### Materials provided
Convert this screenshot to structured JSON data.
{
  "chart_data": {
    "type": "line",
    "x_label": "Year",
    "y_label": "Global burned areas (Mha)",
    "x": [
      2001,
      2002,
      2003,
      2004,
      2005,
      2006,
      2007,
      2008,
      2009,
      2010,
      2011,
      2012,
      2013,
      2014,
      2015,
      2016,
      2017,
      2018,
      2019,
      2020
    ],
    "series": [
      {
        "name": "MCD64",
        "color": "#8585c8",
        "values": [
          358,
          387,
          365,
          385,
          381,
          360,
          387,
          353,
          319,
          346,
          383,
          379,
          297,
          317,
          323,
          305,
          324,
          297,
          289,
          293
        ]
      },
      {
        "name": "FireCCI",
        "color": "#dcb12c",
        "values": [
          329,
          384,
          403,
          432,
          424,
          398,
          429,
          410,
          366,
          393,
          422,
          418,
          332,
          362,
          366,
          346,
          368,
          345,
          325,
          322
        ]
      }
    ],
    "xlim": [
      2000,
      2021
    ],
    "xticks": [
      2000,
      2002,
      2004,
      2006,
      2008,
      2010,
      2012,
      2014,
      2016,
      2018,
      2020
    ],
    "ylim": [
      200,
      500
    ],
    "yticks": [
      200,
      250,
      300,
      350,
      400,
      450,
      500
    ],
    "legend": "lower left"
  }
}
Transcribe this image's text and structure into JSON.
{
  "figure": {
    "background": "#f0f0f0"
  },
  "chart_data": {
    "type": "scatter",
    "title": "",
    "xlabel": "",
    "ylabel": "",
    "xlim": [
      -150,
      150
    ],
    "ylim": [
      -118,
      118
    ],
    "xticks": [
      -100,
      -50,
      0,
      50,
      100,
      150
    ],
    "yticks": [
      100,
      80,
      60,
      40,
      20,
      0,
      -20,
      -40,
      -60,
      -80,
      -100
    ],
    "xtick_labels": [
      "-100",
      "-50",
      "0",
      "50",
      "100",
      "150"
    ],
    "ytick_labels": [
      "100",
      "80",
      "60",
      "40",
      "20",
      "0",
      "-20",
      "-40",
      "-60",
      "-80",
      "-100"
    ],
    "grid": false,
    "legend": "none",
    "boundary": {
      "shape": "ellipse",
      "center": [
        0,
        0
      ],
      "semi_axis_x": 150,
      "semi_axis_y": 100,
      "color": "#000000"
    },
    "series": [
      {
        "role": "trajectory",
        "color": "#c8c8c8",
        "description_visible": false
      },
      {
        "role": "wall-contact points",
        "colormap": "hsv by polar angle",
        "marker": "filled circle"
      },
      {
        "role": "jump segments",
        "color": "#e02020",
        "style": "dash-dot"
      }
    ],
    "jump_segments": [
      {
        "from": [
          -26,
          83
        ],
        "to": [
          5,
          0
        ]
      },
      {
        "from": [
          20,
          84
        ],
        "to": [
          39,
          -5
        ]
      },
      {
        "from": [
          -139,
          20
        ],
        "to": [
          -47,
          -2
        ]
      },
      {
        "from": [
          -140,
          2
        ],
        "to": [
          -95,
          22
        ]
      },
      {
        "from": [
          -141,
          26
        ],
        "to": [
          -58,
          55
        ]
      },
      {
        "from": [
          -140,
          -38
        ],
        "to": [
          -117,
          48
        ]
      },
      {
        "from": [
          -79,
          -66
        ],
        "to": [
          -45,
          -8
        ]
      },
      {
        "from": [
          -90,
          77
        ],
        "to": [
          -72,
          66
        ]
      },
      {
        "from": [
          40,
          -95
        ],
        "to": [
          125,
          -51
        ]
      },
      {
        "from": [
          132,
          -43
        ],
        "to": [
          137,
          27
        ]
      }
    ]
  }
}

### Exercise goal
Gather each line in the entries above where the string "this" is found.

### Task response
Convert this screenshot to structured JSON data.
Transcribe this image's text and structure into JSON.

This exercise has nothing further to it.